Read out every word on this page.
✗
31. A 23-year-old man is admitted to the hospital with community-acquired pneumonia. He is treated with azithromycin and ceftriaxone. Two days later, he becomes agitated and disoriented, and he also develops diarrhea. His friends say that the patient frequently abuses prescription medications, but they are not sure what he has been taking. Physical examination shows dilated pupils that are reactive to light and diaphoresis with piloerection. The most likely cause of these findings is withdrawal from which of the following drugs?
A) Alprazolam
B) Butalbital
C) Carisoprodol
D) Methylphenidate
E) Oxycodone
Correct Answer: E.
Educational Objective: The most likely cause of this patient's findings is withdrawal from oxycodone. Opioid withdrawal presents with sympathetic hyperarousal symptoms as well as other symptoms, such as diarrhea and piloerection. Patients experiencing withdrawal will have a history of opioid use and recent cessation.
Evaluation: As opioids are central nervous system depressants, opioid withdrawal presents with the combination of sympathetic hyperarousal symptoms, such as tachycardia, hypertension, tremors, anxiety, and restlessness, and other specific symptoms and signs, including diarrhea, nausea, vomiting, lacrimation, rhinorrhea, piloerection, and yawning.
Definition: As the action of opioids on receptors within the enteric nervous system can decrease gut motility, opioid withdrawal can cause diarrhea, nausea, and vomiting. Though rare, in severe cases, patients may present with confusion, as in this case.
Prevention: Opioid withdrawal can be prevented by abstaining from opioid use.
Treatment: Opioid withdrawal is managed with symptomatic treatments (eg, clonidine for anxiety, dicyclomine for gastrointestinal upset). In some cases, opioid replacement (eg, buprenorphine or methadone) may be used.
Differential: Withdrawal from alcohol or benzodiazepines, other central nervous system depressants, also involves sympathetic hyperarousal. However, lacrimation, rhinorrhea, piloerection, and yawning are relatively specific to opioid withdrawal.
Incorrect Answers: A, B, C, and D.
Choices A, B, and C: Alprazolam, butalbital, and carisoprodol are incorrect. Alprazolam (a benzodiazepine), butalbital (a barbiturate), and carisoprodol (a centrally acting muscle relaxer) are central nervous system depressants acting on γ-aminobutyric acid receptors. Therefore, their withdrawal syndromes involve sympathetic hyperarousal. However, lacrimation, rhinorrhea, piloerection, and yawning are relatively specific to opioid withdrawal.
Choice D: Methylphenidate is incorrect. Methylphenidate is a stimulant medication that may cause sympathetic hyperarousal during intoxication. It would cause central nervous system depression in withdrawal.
---
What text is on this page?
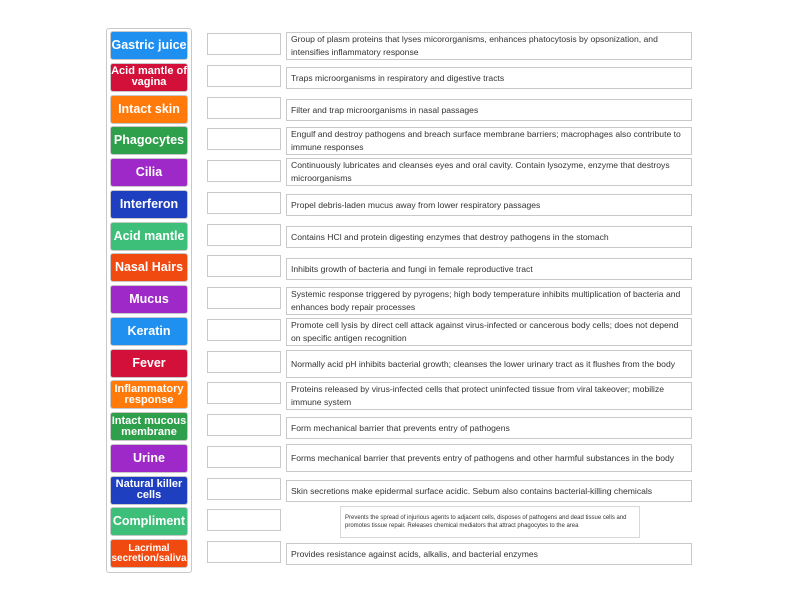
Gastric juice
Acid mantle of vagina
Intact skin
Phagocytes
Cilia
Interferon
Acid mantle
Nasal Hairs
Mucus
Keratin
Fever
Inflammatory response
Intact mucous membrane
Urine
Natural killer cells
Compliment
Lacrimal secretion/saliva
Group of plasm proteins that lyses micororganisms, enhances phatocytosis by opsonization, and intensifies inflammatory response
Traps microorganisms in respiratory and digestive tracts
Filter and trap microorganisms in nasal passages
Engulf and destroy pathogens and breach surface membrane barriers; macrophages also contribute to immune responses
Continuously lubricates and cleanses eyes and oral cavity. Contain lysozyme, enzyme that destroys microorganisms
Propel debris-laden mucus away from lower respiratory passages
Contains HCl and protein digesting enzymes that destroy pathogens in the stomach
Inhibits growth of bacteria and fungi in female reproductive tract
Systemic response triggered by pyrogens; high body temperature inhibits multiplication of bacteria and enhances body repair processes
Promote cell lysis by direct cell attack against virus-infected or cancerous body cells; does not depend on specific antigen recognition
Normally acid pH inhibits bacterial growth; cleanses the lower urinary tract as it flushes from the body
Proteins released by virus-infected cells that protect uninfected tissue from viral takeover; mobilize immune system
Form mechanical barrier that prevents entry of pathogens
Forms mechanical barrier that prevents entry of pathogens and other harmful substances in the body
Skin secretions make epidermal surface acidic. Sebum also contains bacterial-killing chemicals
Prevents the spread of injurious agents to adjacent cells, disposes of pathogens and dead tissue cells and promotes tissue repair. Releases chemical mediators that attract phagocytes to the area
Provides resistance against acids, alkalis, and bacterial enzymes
==
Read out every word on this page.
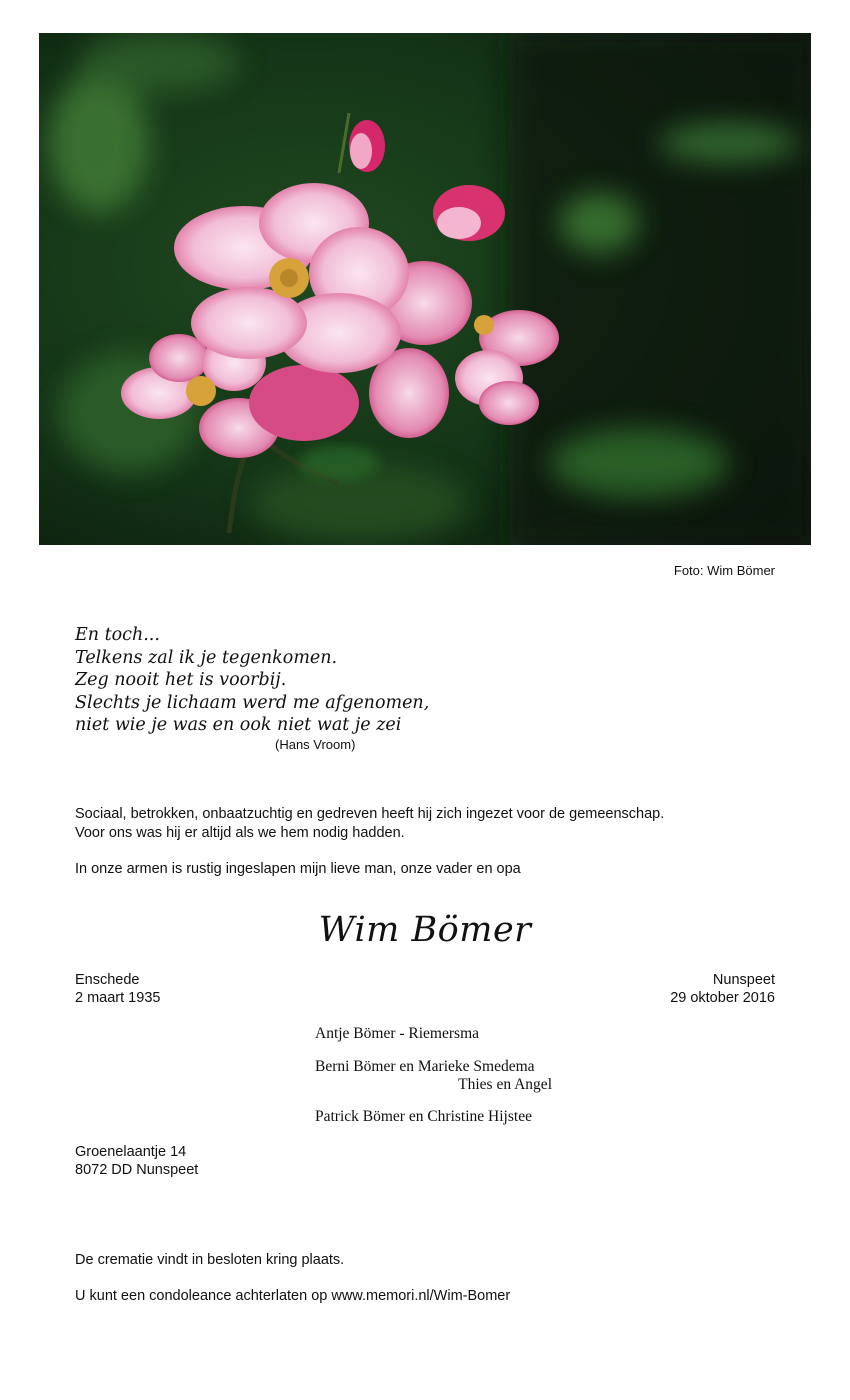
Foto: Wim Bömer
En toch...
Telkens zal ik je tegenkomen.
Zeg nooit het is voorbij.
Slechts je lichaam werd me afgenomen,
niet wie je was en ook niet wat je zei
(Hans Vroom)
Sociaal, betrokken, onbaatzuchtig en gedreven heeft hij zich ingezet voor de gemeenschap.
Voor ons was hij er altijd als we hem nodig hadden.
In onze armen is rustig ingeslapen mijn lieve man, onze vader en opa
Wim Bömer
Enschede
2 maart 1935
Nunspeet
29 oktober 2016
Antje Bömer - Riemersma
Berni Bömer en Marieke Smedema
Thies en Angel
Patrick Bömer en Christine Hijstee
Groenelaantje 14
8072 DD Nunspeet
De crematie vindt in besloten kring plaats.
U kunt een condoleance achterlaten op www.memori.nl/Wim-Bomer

**WHAT THE TASK ASKS**
All lines that contain the word "cells" should be copied from the listing.

**COMPLETED EXERCISE**
Natural killer cells
Promote cell lysis by direct cell attack against virus-infected or cancerous body cells; does not depend on specific antigen recognition
Proteins released by virus-infected cells that protect uninfected tissue from viral takeover; mobilize immune system
Prevents the spread of injurious agents to adjacent cells, disposes of pathogens and dead tissue cells and promotes tissue repair. Releases chemical mediators that attract phagocytes to the area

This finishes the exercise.